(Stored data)
▬▬▬▬▬▬▬▬▬▬
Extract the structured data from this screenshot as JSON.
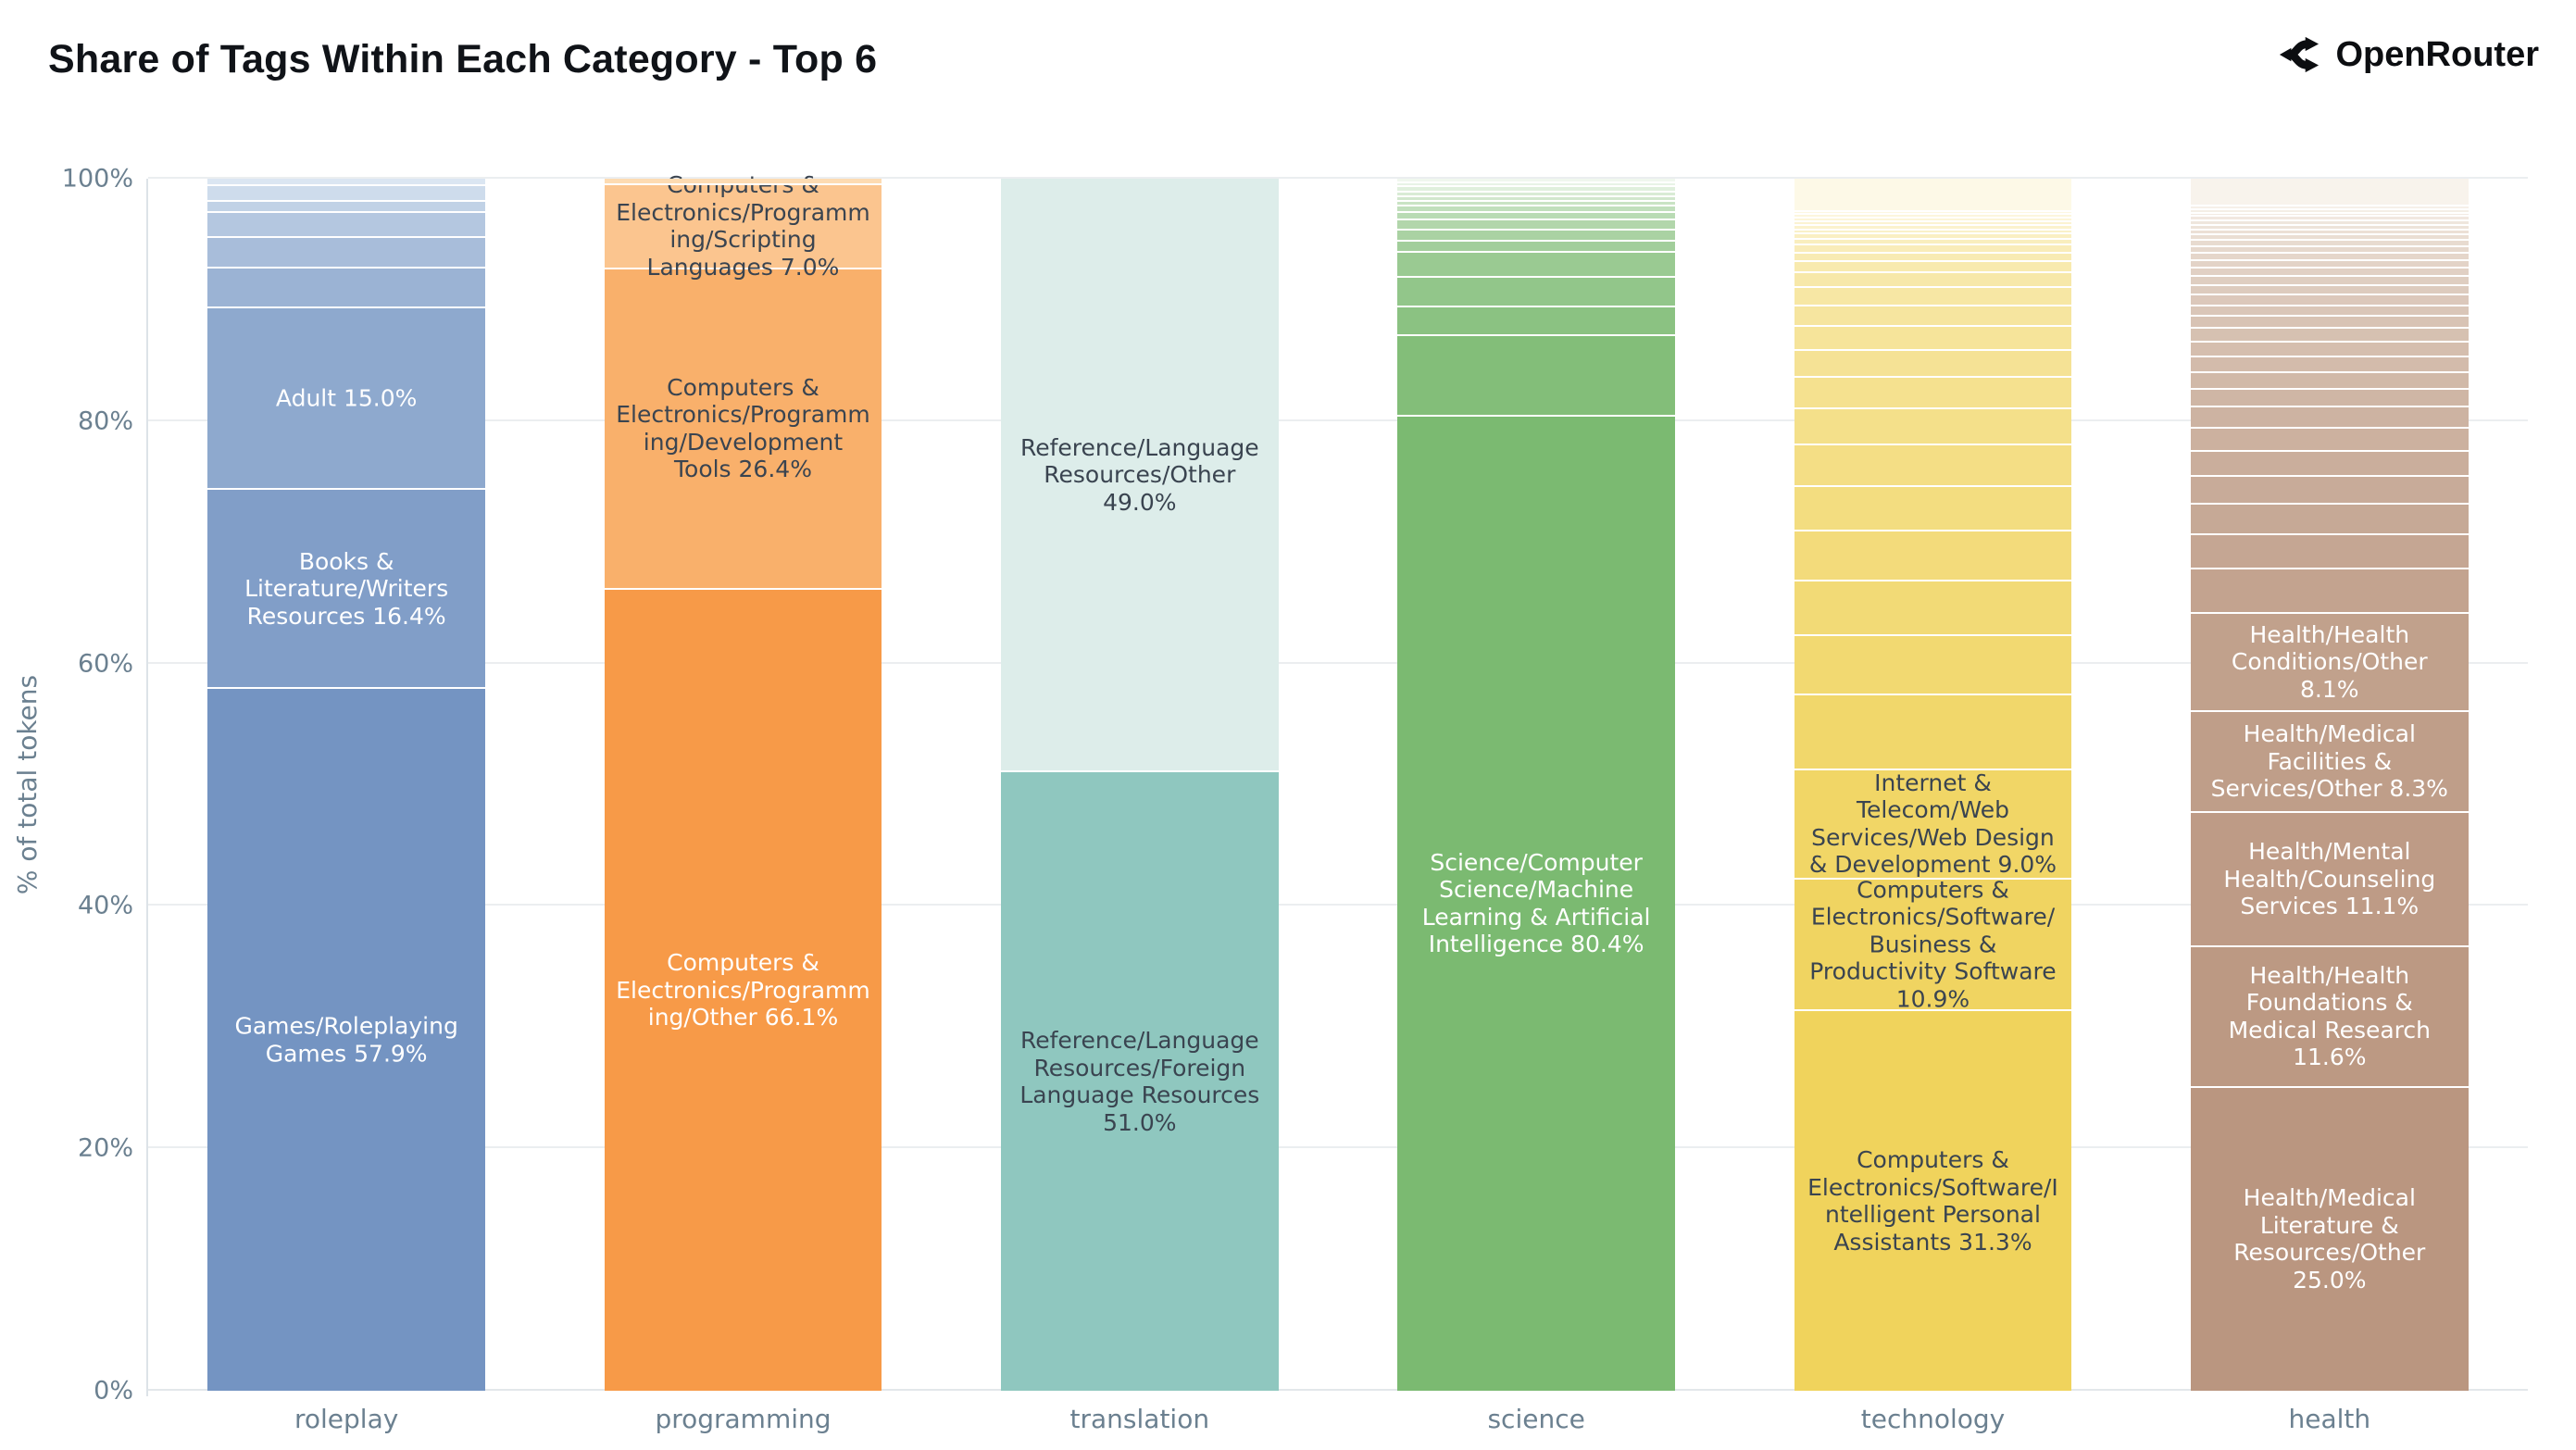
{
  "header": {
    "title": "Share of Tags Within Each Category - Top 6",
    "brand": "OpenRouter"
  },
  "y_axis": {
    "title": "% of total tokens",
    "ticks": [
      {
        "label": "0%",
        "value": 0
      },
      {
        "label": "20%",
        "value": 20
      },
      {
        "label": "40%",
        "value": 40
      },
      {
        "label": "60%",
        "value": 60
      },
      {
        "label": "80%",
        "value": 80
      },
      {
        "label": "100%",
        "value": 100
      }
    ]
  },
  "colors": {
    "axis_text": "#6b8090",
    "grid_line": "#ebeef0",
    "label_dark_text": "#3a4450",
    "label_light_text": "#ffffff"
  },
  "chart_data": {
    "type": "bar",
    "stacked": true,
    "orientation": "vertical",
    "title": "Share of Tags Within Each Category - Top 6",
    "ylabel": "% of total tokens",
    "ylim": [
      0,
      100
    ],
    "grid": true,
    "legend": "none",
    "categories": [
      "roleplay",
      "programming",
      "translation",
      "science",
      "technology",
      "health"
    ],
    "bars": [
      {
        "category": "roleplay",
        "color_dark": "#7494c2",
        "color_light": "#dbe6f2",
        "segments": [
          {
            "label": "Games/Roleplaying Games 57.9%",
            "value": 57.9
          },
          {
            "label": "Books & Literature/Writers Resources 16.4%",
            "value": 16.4
          },
          {
            "label": "Adult 15.0%",
            "value": 15.0
          },
          {
            "label": "",
            "value": 3.3
          },
          {
            "label": "",
            "value": 2.5
          },
          {
            "label": "",
            "value": 2.1
          },
          {
            "label": "",
            "value": 0.9
          },
          {
            "label": "",
            "value": 1.3
          },
          {
            "label": "",
            "value": 0.6
          }
        ]
      },
      {
        "category": "programming",
        "color_dark": "#f79a48",
        "color_light": "#fddbb2",
        "segments": [
          {
            "label": "Computers & Electronics/Programming/Other 66.1%",
            "value": 66.1
          },
          {
            "label": "Computers & Electronics/Programming/Development Tools 26.4%",
            "value": 26.4
          },
          {
            "label": "Computers & Electronics/Programming/Scripting Languages 7.0%",
            "value": 7.0
          },
          {
            "label": "",
            "value": 0.5
          }
        ]
      },
      {
        "category": "translation",
        "color_dark": "#8fc7bf",
        "color_light": "#ddedea",
        "segments": [
          {
            "label": "Reference/Language Resources/Foreign Language Resources 51.0%",
            "value": 51.0
          },
          {
            "label": "Reference/Language Resources/Other 49.0%",
            "value": 49.0
          }
        ]
      },
      {
        "category": "science",
        "color_dark": "#7bba71",
        "color_light": "#f0f7ee",
        "segments": [
          {
            "label": "Science/Computer Science/Machine Learning & Artificial Intelligence 80.4%",
            "value": 80.4
          },
          {
            "label": "",
            "value": 6.6
          },
          {
            "label": "",
            "value": 2.4
          },
          {
            "label": "",
            "value": 2.4
          },
          {
            "label": "",
            "value": 2.1
          },
          {
            "label": "",
            "value": 0.9
          },
          {
            "label": "",
            "value": 0.9
          },
          {
            "label": "",
            "value": 0.9
          },
          {
            "label": "",
            "value": 0.6
          },
          {
            "label": "",
            "value": 0.5
          },
          {
            "label": "",
            "value": 0.4
          },
          {
            "label": "",
            "value": 0.4
          },
          {
            "label": "",
            "value": 0.4
          },
          {
            "label": "",
            "value": 0.4
          },
          {
            "label": "",
            "value": 0.35
          },
          {
            "label": "",
            "value": 0.35
          }
        ]
      },
      {
        "category": "technology",
        "color_dark": "#f0d35c",
        "color_light": "#fdf9e7",
        "segments": [
          {
            "label": "Computers & Electronics/Software/Intelligent Personal Assistants 31.3%",
            "value": 31.3
          },
          {
            "label": "Computers & Electronics/Software/Business & Productivity Software 10.9%",
            "value": 10.9
          },
          {
            "label": "Internet & Telecom/Web Services/Web Design & Development 9.0%",
            "value": 9.0
          },
          {
            "label": "",
            "value": 6.2
          },
          {
            "label": "",
            "value": 4.9
          },
          {
            "label": "",
            "value": 4.5
          },
          {
            "label": "",
            "value": 4.1
          },
          {
            "label": "",
            "value": 3.7
          },
          {
            "label": "",
            "value": 3.4
          },
          {
            "label": "",
            "value": 3.0
          },
          {
            "label": "",
            "value": 2.6
          },
          {
            "label": "",
            "value": 2.2
          },
          {
            "label": "",
            "value": 2.0
          },
          {
            "label": "",
            "value": 1.7
          },
          {
            "label": "",
            "value": 1.5
          },
          {
            "label": "",
            "value": 1.2
          },
          {
            "label": "",
            "value": 0.9
          },
          {
            "label": "",
            "value": 0.7
          },
          {
            "label": "",
            "value": 0.7
          },
          {
            "label": "",
            "value": 0.5
          },
          {
            "label": "",
            "value": 0.4
          },
          {
            "label": "",
            "value": 0.35
          },
          {
            "label": "",
            "value": 0.35
          },
          {
            "label": "",
            "value": 0.3
          },
          {
            "label": "",
            "value": 0.3
          },
          {
            "label": "",
            "value": 0.3
          },
          {
            "label": "",
            "value": 0.3
          },
          {
            "label": "",
            "value": 2.7
          }
        ]
      },
      {
        "category": "health",
        "color_dark": "#ba9680",
        "color_light": "#f8f3ec",
        "segments": [
          {
            "label": "Health/Medical Literature & Resources/Other 25.0%",
            "value": 25.0
          },
          {
            "label": "Health/Health Foundations & Medical Research 11.6%",
            "value": 11.6
          },
          {
            "label": "Health/Mental Health/Counseling Services 11.1%",
            "value": 11.1
          },
          {
            "label": "Health/Medical Facilities & Services/Other 8.3%",
            "value": 8.3
          },
          {
            "label": "Health/Health Conditions/Other 8.1%",
            "value": 8.1
          },
          {
            "label": "",
            "value": 3.7
          },
          {
            "label": "",
            "value": 2.8
          },
          {
            "label": "",
            "value": 2.5
          },
          {
            "label": "",
            "value": 2.3
          },
          {
            "label": "",
            "value": 2.1
          },
          {
            "label": "",
            "value": 1.9
          },
          {
            "label": "",
            "value": 1.7
          },
          {
            "label": "",
            "value": 1.5
          },
          {
            "label": "",
            "value": 1.4
          },
          {
            "label": "",
            "value": 1.3
          },
          {
            "label": "",
            "value": 1.2
          },
          {
            "label": "",
            "value": 1.1
          },
          {
            "label": "",
            "value": 1.0
          },
          {
            "label": "",
            "value": 0.9
          },
          {
            "label": "",
            "value": 0.85
          },
          {
            "label": "",
            "value": 0.8
          },
          {
            "label": "",
            "value": 0.75
          },
          {
            "label": "",
            "value": 0.7
          },
          {
            "label": "",
            "value": 0.65
          },
          {
            "label": "",
            "value": 0.6
          },
          {
            "label": "",
            "value": 0.55
          },
          {
            "label": "",
            "value": 0.5
          },
          {
            "label": "",
            "value": 0.45
          },
          {
            "label": "",
            "value": 0.4
          },
          {
            "label": "",
            "value": 0.4
          },
          {
            "label": "",
            "value": 0.35
          },
          {
            "label": "",
            "value": 0.35
          },
          {
            "label": "",
            "value": 0.3
          },
          {
            "label": "",
            "value": 0.3
          },
          {
            "label": "",
            "value": 0.25
          },
          {
            "label": "",
            "value": 2.3
          }
        ]
      }
    ]
  }
}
▬▬▬▬▬▬▬▬▬▬
→ Instruction
Reproduce the entries above exactly. Do not include the images.

→ Response for this exercise
Extract the structured data from this screenshot as JSON.
{
  "header": {
    "title": "Share of Tags Within Each Category - Top 6",
    "brand": "OpenRouter"
  },
  "y_axis": {
    "title": "% of total tokens",
    "ticks": [
      {
        "label": "0%",
        "value": 0
      },
      {
        "label": "20%",
        "value": 20
      },
      {
        "label": "40%",
        "value": 40
      },
      {
        "label": "60%",
        "value": 60
      },
      {
        "label": "80%",
        "value": 80
      },
      {
        "label": "100%",
        "value": 100
      }
    ]
  },
  "colors": {
    "axis_text": "#6b8090",
    "grid_line": "#ebeef0",
    "label_dark_text": "#3a4450",
    "label_light_text": "#ffffff"
  },
  "chart_data": {
    "type": "bar",
    "stacked": true,
    "orientation": "vertical",
    "title": "Share of Tags Within Each Category - Top 6",
    "ylabel": "% of total tokens",
    "ylim": [
      0,
      100
    ],
    "grid": true,
    "legend": "none",
    "categories": [
      "roleplay",
      "programming",
      "translation",
      "science",
      "technology",
      "health"
    ],
    "bars": [
      {
        "category": "roleplay",
        "color_dark": "#7494c2",
        "color_light": "#dbe6f2",
        "segments": [
          {
            "label": "Games/Roleplaying Games 57.9%",
            "value": 57.9
          },
          {
            "label": "Books & Literature/Writers Resources 16.4%",
            "value": 16.4
          },
          {
            "label": "Adult 15.0%",
            "value": 15.0
          },
          {
            "label": "",
            "value": 3.3
          },
          {
            "label": "",
            "value": 2.5
          },
          {
            "label": "",
            "value": 2.1
          },
          {
            "label": "",
            "value": 0.9
          },
          {
            "label": "",
            "value": 1.3
          },
          {
            "label": "",
            "value": 0.6
          }
        ]
      },
      {
        "category": "programming",
        "color_dark": "#f79a48",
        "color_light": "#fddbb2",
        "segments": [
          {
            "label": "Computers & Electronics/Programming/Other 66.1%",
            "value": 66.1
          },
          {
            "label": "Computers & Electronics/Programming/Development Tools 26.4%",
            "value": 26.4
          },
          {
            "label": "Computers & Electronics/Programming/Scripting Languages 7.0%",
            "value": 7.0
          },
          {
            "label": "",
            "value": 0.5
          }
        ]
      },
      {
        "category": "translation",
        "color_dark": "#8fc7bf",
        "color_light": "#ddedea",
        "segments": [
          {
            "label": "Reference/Language Resources/Foreign Language Resources 51.0%",
            "value": 51.0
          },
          {
            "label": "Reference/Language Resources/Other 49.0%",
            "value": 49.0
          }
        ]
      },
      {
        "category": "science",
        "color_dark": "#7bba71",
        "color_light": "#f0f7ee",
        "segments": [
          {
            "label": "Science/Computer Science/Machine Learning & Artificial Intelligence 80.4%",
            "value": 80.4
          },
          {
            "label": "",
            "value": 6.6
          },
          {
            "label": "",
            "value": 2.4
          },
          {
            "label": "",
            "value": 2.4
          },
          {
            "label": "",
            "value": 2.1
          },
          {
            "label": "",
            "value": 0.9
          },
          {
            "label": "",
            "value": 0.9
          },
          {
            "label": "",
            "value": 0.9
          },
          {
            "label": "",
            "value": 0.6
          },
          {
            "label": "",
            "value": 0.5
          },
          {
            "label": "",
            "value": 0.4
          },
          {
            "label": "",
            "value": 0.4
          },
          {
            "label": "",
            "value": 0.4
          },
          {
            "label": "",
            "value": 0.4
          },
          {
            "label": "",
            "value": 0.35
          },
          {
            "label": "",
            "value": 0.35
          }
        ]
      },
      {
        "category": "technology",
        "color_dark": "#f0d35c",
        "color_light": "#fdf9e7",
        "segments": [
          {
            "label": "Computers & Electronics/Software/Intelligent Personal Assistants 31.3%",
            "value": 31.3
          },
          {
            "label": "Computers & Electronics/Software/Business & Productivity Software 10.9%",
            "value": 10.9
          },
          {
            "label": "Internet & Telecom/Web Services/Web Design & Development 9.0%",
            "value": 9.0
          },
          {
            "label": "",
            "value": 6.2
          },
          {
            "label": "",
            "value": 4.9
          },
          {
            "label": "",
            "value": 4.5
          },
          {
            "label": "",
            "value": 4.1
          },
          {
            "label": "",
            "value": 3.7
          },
          {
            "label": "",
            "value": 3.4
          },
          {
            "label": "",
            "value": 3.0
          },
          {
            "label": "",
            "value": 2.6
          },
          {
            "label": "",
            "value": 2.2
          },
          {
            "label": "",
            "value": 2.0
          },
          {
            "label": "",
            "value": 1.7
          },
          {
            "label": "",
            "value": 1.5
          },
          {
            "label": "",
            "value": 1.2
          },
          {
            "label": "",
            "value": 0.9
          },
          {
            "label": "",
            "value": 0.7
          },
          {
            "label": "",
            "value": 0.7
          },
          {
            "label": "",
            "value": 0.5
          },
          {
            "label": "",
            "value": 0.4
          },
          {
            "label": "",
            "value": 0.35
          },
          {
            "label": "",
            "value": 0.35
          },
          {
            "label": "",
            "value": 0.3
          },
          {
            "label": "",
            "value": 0.3
          },
          {
            "label": "",
            "value": 0.3
          },
          {
            "label": "",
            "value": 0.3
          },
          {
            "label": "",
            "value": 2.7
          }
        ]
      },
      {
        "category": "health",
        "color_dark": "#ba9680",
        "color_light": "#f8f3ec",
        "segments": [
          {
            "label": "Health/Medical Literature & Resources/Other 25.0%",
            "value": 25.0
          },
          {
            "label": "Health/Health Foundations & Medical Research 11.6%",
            "value": 11.6
          },
          {
            "label": "Health/Mental Health/Counseling Services 11.1%",
            "value": 11.1
          },
          {
            "label": "Health/Medical Facilities & Services/Other 8.3%",
            "value": 8.3
          },
          {
            "label": "Health/Health Conditions/Other 8.1%",
            "value": 8.1
          },
          {
            "label": "",
            "value": 3.7
          },
          {
            "label": "",
            "value": 2.8
          },
          {
            "label": "",
            "value": 2.5
          },
          {
            "label": "",
            "value": 2.3
          },
          {
            "label": "",
            "value": 2.1
          },
          {
            "label": "",
            "value": 1.9
          },
          {
            "label": "",
            "value": 1.7
          },
          {
            "label": "",
            "value": 1.5
          },
          {
            "label": "",
            "value": 1.4
          },
          {
            "label": "",
            "value": 1.3
          },
          {
            "label": "",
            "value": 1.2
          },
          {
            "label": "",
            "value": 1.1
          },
          {
            "label": "",
            "value": 1.0
          },
          {
            "label": "",
            "value": 0.9
          },
          {
            "label": "",
            "value": 0.85
          },
          {
            "label": "",
            "value": 0.8
          },
          {
            "label": "",
            "value": 0.75
          },
          {
            "label": "",
            "value": 0.7
          },
          {
            "label": "",
            "value": 0.65
          },
          {
            "label": "",
            "value": 0.6
          },
          {
            "label": "",
            "value": 0.55
          },
          {
            "label": "",
            "value": 0.5
          },
          {
            "label": "",
            "value": 0.45
          },
          {
            "label": "",
            "value": 0.4
          },
          {
            "label": "",
            "value": 0.4
          },
          {
            "label": "",
            "value": 0.35
          },
          {
            "label": "",
            "value": 0.35
          },
          {
            "label": "",
            "value": 0.3
          },
          {
            "label": "",
            "value": 0.3
          },
          {
            "label": "",
            "value": 0.25
          },
          {
            "label": "",
            "value": 2.3
          }
        ]
      }
    ]
  }
}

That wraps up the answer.